## PROBLEM
Set down each record below precisely, skipping the pictures.

Stored entries:
**********

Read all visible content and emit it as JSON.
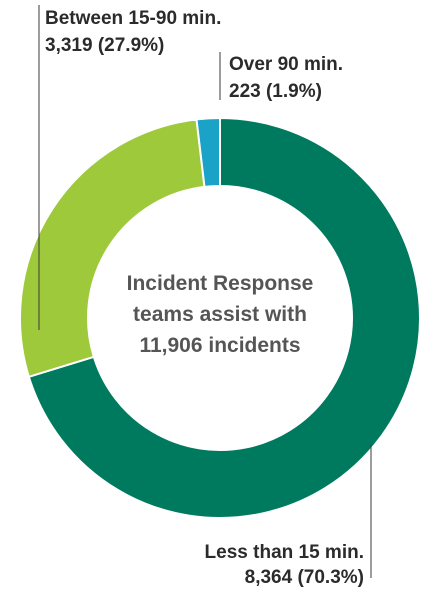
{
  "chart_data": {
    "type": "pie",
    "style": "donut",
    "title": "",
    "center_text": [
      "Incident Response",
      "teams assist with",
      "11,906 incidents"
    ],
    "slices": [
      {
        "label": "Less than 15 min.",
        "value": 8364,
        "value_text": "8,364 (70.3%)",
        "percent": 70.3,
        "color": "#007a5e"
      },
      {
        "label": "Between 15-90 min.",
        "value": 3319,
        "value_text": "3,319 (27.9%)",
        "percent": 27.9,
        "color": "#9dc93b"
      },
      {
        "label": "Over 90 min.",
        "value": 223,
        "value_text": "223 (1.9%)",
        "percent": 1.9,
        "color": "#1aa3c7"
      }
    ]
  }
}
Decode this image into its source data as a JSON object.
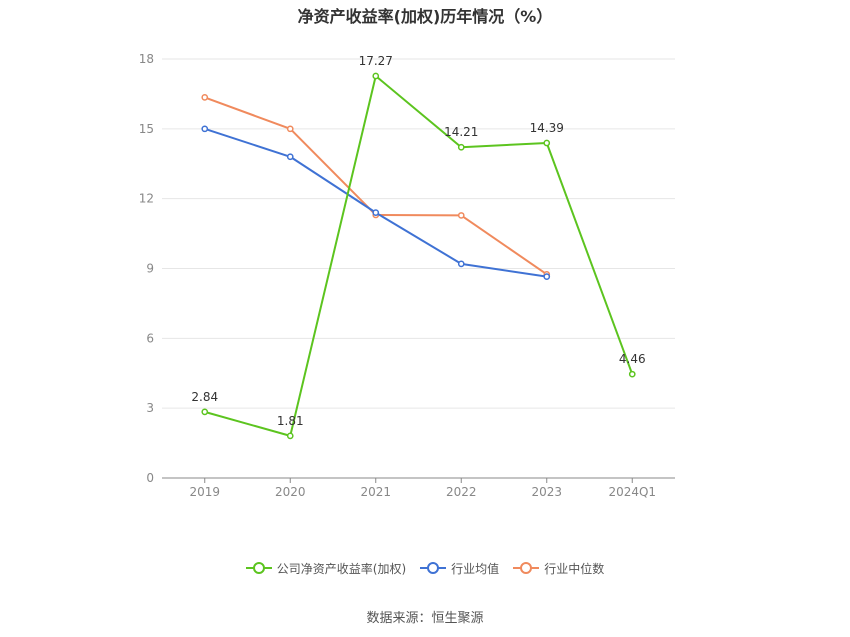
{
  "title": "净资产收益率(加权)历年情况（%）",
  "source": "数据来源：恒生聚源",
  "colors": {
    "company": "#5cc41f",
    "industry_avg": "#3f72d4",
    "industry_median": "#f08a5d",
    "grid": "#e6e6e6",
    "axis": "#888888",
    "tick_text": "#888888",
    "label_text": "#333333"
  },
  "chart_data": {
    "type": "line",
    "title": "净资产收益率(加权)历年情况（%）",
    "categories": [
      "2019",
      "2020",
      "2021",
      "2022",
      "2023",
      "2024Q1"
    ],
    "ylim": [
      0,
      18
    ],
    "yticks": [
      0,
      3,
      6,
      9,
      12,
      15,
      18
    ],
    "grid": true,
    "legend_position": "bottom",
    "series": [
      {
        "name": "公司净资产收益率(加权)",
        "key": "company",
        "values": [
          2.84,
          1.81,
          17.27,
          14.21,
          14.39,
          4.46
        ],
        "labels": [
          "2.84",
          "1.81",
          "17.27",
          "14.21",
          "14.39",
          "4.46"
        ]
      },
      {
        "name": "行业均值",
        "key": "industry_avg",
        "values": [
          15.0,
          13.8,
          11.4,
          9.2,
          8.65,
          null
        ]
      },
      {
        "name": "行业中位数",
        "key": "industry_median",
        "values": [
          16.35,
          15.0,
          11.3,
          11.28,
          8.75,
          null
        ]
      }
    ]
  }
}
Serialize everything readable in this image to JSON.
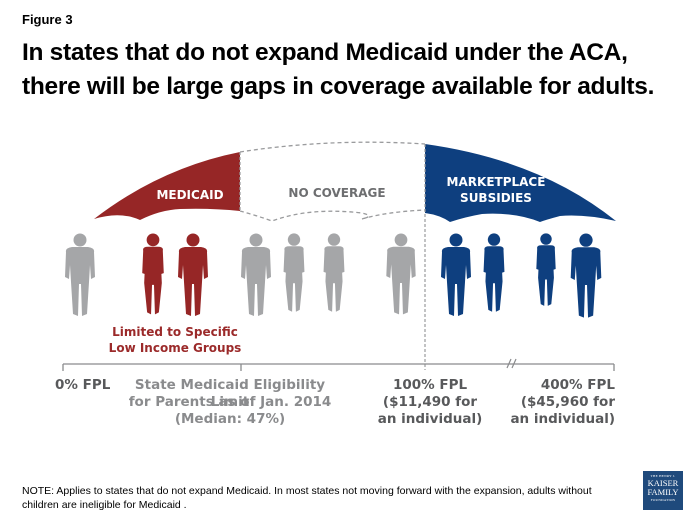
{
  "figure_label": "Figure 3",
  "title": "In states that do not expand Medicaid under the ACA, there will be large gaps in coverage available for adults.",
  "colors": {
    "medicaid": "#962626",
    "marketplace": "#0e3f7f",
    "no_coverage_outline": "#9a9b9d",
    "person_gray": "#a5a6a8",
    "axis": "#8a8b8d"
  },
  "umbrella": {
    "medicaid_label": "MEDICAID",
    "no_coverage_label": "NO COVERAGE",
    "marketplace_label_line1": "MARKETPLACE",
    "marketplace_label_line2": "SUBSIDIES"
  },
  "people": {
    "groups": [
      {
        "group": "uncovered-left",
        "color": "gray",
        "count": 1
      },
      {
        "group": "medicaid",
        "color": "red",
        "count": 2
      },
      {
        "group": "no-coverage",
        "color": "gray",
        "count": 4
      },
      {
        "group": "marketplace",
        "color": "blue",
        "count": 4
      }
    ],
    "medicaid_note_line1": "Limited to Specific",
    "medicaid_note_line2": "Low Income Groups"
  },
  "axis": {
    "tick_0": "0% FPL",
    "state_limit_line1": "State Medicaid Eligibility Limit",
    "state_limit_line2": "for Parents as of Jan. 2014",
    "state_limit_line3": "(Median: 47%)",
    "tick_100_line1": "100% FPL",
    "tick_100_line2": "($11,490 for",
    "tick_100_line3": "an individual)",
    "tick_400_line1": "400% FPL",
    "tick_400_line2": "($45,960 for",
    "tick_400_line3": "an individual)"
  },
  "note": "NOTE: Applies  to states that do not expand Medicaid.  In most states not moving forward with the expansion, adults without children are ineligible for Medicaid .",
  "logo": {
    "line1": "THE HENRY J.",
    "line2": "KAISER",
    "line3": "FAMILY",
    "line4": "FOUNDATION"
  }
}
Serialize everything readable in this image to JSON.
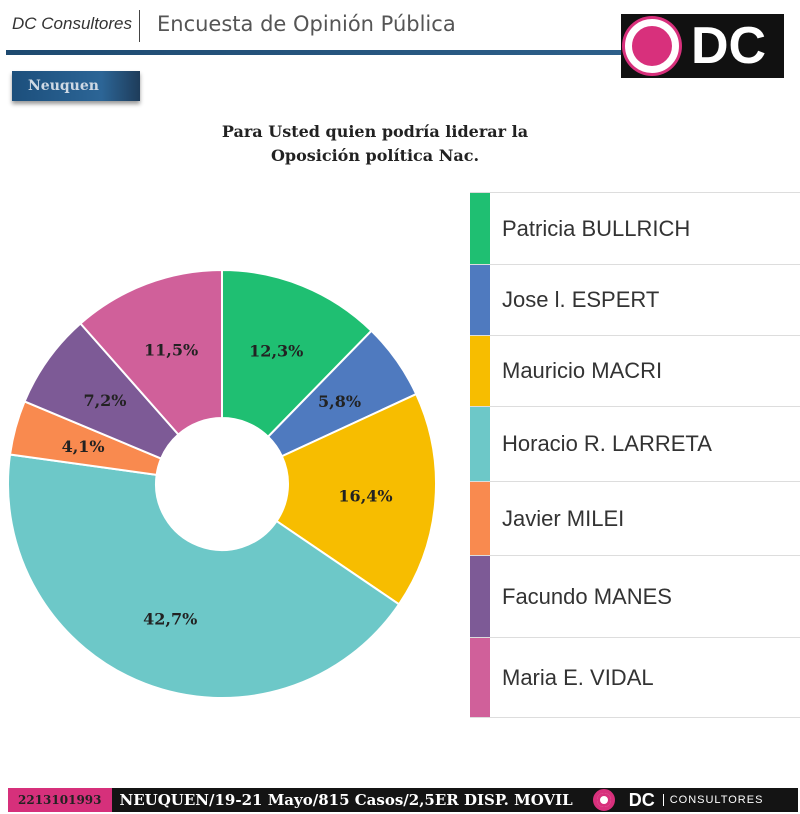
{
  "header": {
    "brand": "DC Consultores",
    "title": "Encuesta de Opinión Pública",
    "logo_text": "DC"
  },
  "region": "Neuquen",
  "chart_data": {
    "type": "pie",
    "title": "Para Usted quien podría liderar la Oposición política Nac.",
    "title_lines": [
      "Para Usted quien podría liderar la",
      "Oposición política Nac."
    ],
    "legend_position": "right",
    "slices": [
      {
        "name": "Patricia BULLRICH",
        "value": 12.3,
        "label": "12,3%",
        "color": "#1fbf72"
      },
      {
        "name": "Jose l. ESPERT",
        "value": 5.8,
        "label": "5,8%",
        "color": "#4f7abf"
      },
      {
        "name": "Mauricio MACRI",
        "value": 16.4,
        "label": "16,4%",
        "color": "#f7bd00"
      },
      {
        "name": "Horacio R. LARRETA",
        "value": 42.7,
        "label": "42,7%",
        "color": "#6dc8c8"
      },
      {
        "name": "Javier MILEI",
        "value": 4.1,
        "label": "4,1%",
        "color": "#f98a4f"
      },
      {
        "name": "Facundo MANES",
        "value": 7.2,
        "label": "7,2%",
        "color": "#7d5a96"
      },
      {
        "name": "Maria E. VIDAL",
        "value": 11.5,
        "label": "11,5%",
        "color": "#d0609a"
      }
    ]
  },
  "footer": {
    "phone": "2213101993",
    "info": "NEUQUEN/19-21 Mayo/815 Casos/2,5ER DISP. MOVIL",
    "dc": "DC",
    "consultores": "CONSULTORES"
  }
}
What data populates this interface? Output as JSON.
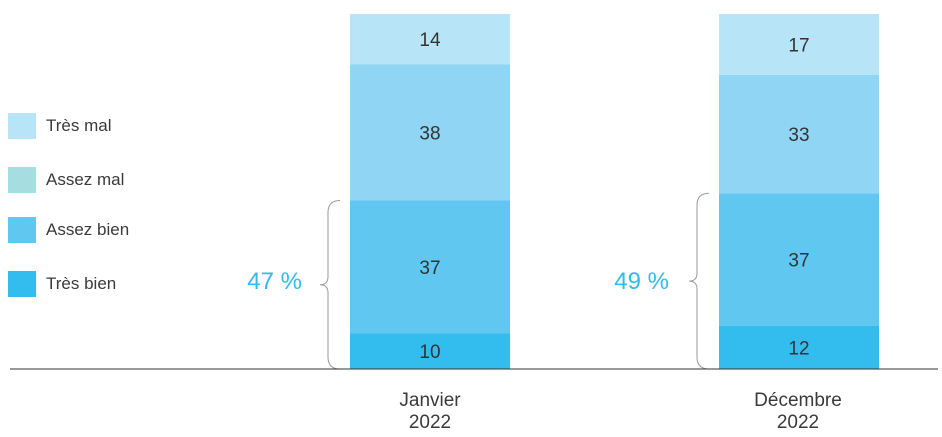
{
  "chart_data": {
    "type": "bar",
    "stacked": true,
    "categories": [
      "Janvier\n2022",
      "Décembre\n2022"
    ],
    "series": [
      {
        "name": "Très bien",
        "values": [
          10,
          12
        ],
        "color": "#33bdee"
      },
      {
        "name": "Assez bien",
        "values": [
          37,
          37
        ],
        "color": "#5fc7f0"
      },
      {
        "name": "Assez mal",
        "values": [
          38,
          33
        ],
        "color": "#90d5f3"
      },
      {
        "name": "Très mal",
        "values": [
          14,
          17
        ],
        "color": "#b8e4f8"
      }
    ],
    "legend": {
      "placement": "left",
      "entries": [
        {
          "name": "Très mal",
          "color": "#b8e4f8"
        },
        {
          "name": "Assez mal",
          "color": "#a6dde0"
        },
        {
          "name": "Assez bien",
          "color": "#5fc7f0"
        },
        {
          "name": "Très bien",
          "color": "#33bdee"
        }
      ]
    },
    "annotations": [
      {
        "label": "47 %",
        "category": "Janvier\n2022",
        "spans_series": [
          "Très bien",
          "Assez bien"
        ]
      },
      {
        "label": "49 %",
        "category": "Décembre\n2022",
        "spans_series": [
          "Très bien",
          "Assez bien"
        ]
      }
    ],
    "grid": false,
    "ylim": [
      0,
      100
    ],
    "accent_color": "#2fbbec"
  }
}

**********

## TASK RESPONSE
Read all visible content and emit it as JSON.
{
  "chart_data": {
    "type": "pie",
    "style": "donut",
    "title": "",
    "center_text": [
      "Incident Response",
      "teams assist with",
      "11,906 incidents"
    ],
    "slices": [
      {
        "label": "Less than 15 min.",
        "value": 8364,
        "value_text": "8,364 (70.3%)",
        "percent": 70.3,
        "color": "#007a5e"
      },
      {
        "label": "Between 15-90 min.",
        "value": 3319,
        "value_text": "3,319 (27.9%)",
        "percent": 27.9,
        "color": "#9dc93b"
      },
      {
        "label": "Over 90 min.",
        "value": 223,
        "value_text": "223 (1.9%)",
        "percent": 1.9,
        "color": "#1aa3c7"
      }
    ]
  }
}
Decode this image into its source data as a JSON object.
{
  "title": "净资产收益率(加权)历年情况（%）",
  "source": "数据来源：恒生聚源",
  "colors": {
    "company": "#5cc41f",
    "industry_avg": "#3f72d4",
    "industry_median": "#f08a5d",
    "grid": "#e6e6e6",
    "axis": "#888888",
    "tick_text": "#888888",
    "label_text": "#333333"
  },
  "chart_data": {
    "type": "line",
    "title": "净资产收益率(加权)历年情况（%）",
    "categories": [
      "2019",
      "2020",
      "2021",
      "2022",
      "2023",
      "2024Q1"
    ],
    "ylim": [
      0,
      18
    ],
    "yticks": [
      0,
      3,
      6,
      9,
      12,
      15,
      18
    ],
    "grid": true,
    "legend_position": "bottom",
    "series": [
      {
        "name": "公司净资产收益率(加权)",
        "key": "company",
        "values": [
          2.84,
          1.81,
          17.27,
          14.21,
          14.39,
          4.46
        ],
        "labels": [
          "2.84",
          "1.81",
          "17.27",
          "14.21",
          "14.39",
          "4.46"
        ]
      },
      {
        "name": "行业均值",
        "key": "industry_avg",
        "values": [
          15.0,
          13.8,
          11.4,
          9.2,
          8.65,
          null
        ]
      },
      {
        "name": "行业中位数",
        "key": "industry_median",
        "values": [
          16.35,
          15.0,
          11.3,
          11.28,
          8.75,
          null
        ]
      }
    ]
  }
}
Serialize everything readable in this image to JSON.
{
  "figure_label": "Figure 3",
  "title": "In states that do not expand Medicaid under the ACA, there will be large gaps in coverage available for adults.",
  "colors": {
    "medicaid": "#962626",
    "marketplace": "#0e3f7f",
    "no_coverage_outline": "#9a9b9d",
    "person_gray": "#a5a6a8",
    "axis": "#8a8b8d"
  },
  "umbrella": {
    "medicaid_label": "MEDICAID",
    "no_coverage_label": "NO COVERAGE",
    "marketplace_label_line1": "MARKETPLACE",
    "marketplace_label_line2": "SUBSIDIES"
  },
  "people": {
    "groups": [
      {
        "group": "uncovered-left",
        "color": "gray",
        "count": 1
      },
      {
        "group": "medicaid",
        "color": "red",
        "count": 2
      },
      {
        "group": "no-coverage",
        "color": "gray",
        "count": 4
      },
      {
        "group": "marketplace",
        "color": "blue",
        "count": 4
      }
    ],
    "medicaid_note_line1": "Limited to Specific",
    "medicaid_note_line2": "Low Income Groups"
  },
  "axis": {
    "tick_0": "0% FPL",
    "state_limit_line1": "State Medicaid Eligibility Limit",
    "state_limit_line2": "for Parents as of Jan. 2014",
    "state_limit_line3": "(Median: 47%)",
    "tick_100_line1": "100% FPL",
    "tick_100_line2": "($11,490 for",
    "tick_100_line3": "an individual)",
    "tick_400_line1": "400% FPL",
    "tick_400_line2": "($45,960 for",
    "tick_400_line3": "an individual)"
  },
  "note": "NOTE: Applies  to states that do not expand Medicaid.  In most states not moving forward with the expansion, adults without children are ineligible for Medicaid .",
  "logo": {
    "line1": "THE HENRY J.",
    "line2": "KAISER",
    "line3": "FAMILY",
    "line4": "FOUNDATION"
  }
}
Serialize everything readable in this image to JSON.
{
  "header": {
    "brand": "DC Consultores",
    "title": "Encuesta de Opinión Pública",
    "logo_text": "DC"
  },
  "region": "Neuquen",
  "chart_data": {
    "type": "pie",
    "title": "Para Usted quien podría liderar la Oposición política Nac.",
    "title_lines": [
      "Para Usted quien podría liderar la",
      "Oposición política Nac."
    ],
    "legend_position": "right",
    "slices": [
      {
        "name": "Patricia BULLRICH",
        "value": 12.3,
        "label": "12,3%",
        "color": "#1fbf72"
      },
      {
        "name": "Jose l. ESPERT",
        "value": 5.8,
        "label": "5,8%",
        "color": "#4f7abf"
      },
      {
        "name": "Mauricio MACRI",
        "value": 16.4,
        "label": "16,4%",
        "color": "#f7bd00"
      },
      {
        "name": "Horacio R. LARRETA",
        "value": 42.7,
        "label": "42,7%",
        "color": "#6dc8c8"
      },
      {
        "name": "Javier MILEI",
        "value": 4.1,
        "label": "4,1%",
        "color": "#f98a4f"
      },
      {
        "name": "Facundo MANES",
        "value": 7.2,
        "label": "7,2%",
        "color": "#7d5a96"
      },
      {
        "name": "Maria E. VIDAL",
        "value": 11.5,
        "label": "11,5%",
        "color": "#d0609a"
      }
    ]
  },
  "footer": {
    "phone": "2213101993",
    "info": "NEUQUEN/19-21 Mayo/815 Casos/2,5ER DISP. MOVIL",
    "dc": "DC",
    "consultores": "CONSULTORES"
  }
}
What data populates this interface? Output as JSON.
{
  "chart_data": {
    "type": "bar",
    "stacked": true,
    "categories": [
      "Janvier\n2022",
      "Décembre\n2022"
    ],
    "series": [
      {
        "name": "Très bien",
        "values": [
          10,
          12
        ],
        "color": "#33bdee"
      },
      {
        "name": "Assez bien",
        "values": [
          37,
          37
        ],
        "color": "#5fc7f0"
      },
      {
        "name": "Assez mal",
        "values": [
          38,
          33
        ],
        "color": "#90d5f3"
      },
      {
        "name": "Très mal",
        "values": [
          14,
          17
        ],
        "color": "#b8e4f8"
      }
    ],
    "legend": {
      "placement": "left",
      "entries": [
        {
          "name": "Très mal",
          "color": "#b8e4f8"
        },
        {
          "name": "Assez mal",
          "color": "#a6dde0"
        },
        {
          "name": "Assez bien",
          "color": "#5fc7f0"
        },
        {
          "name": "Très bien",
          "color": "#33bdee"
        }
      ]
    },
    "annotations": [
      {
        "label": "47 %",
        "category": "Janvier\n2022",
        "spans_series": [
          "Très bien",
          "Assez bien"
        ]
      },
      {
        "label": "49 %",
        "category": "Décembre\n2022",
        "spans_series": [
          "Très bien",
          "Assez bien"
        ]
      }
    ],
    "grid": false,
    "ylim": [
      0,
      100
    ],
    "accent_color": "#2fbbec"
  }
}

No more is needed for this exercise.